** Exercise **
Take the material below and write it all out again exactly.

** Recorded data **
□ □ □ □

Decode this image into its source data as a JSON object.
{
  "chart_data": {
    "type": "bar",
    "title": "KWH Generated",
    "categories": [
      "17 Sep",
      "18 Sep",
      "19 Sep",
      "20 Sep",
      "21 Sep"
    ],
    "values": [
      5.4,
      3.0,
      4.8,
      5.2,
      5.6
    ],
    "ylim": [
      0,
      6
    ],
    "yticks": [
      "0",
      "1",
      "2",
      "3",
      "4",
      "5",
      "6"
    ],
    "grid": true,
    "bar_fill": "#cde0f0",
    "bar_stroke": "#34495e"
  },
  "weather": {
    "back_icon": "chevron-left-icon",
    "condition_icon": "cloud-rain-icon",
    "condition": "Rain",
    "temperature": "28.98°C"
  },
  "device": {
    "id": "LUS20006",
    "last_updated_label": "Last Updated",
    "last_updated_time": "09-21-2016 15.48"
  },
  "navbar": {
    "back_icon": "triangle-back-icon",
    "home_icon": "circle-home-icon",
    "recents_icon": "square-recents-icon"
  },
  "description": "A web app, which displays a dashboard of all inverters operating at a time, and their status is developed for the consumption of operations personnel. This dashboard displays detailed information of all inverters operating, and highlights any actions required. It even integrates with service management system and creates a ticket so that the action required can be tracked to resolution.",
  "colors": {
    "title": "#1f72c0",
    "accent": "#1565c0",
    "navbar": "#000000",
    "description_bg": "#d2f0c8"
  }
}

□ □ □ □

** Right answer **
Decode this image into its source data as a JSON object.
{
  "chart_data": {
    "type": "bar",
    "title": "KWH Generated",
    "categories": [
      "17 Sep",
      "18 Sep",
      "19 Sep",
      "20 Sep",
      "21 Sep"
    ],
    "values": [
      5.4,
      3.0,
      4.8,
      5.2,
      5.6
    ],
    "ylim": [
      0,
      6
    ],
    "yticks": [
      "0",
      "1",
      "2",
      "3",
      "4",
      "5",
      "6"
    ],
    "grid": true,
    "bar_fill": "#cde0f0",
    "bar_stroke": "#34495e"
  },
  "weather": {
    "back_icon": "chevron-left-icon",
    "condition_icon": "cloud-rain-icon",
    "condition": "Rain",
    "temperature": "28.98°C"
  },
  "device": {
    "id": "LUS20006",
    "last_updated_label": "Last Updated",
    "last_updated_time": "09-21-2016 15.48"
  },
  "navbar": {
    "back_icon": "triangle-back-icon",
    "home_icon": "circle-home-icon",
    "recents_icon": "square-recents-icon"
  },
  "description": "A web app, which displays a dashboard of all inverters operating at a time, and their status is developed for the consumption of operations personnel. This dashboard displays detailed information of all inverters operating, and highlights any actions required. It even integrates with service management system and creates a ticket so that the action required can be tracked to resolution.",
  "colors": {
    "title": "#1f72c0",
    "accent": "#1565c0",
    "navbar": "#000000",
    "description_bg": "#d2f0c8"
  }
}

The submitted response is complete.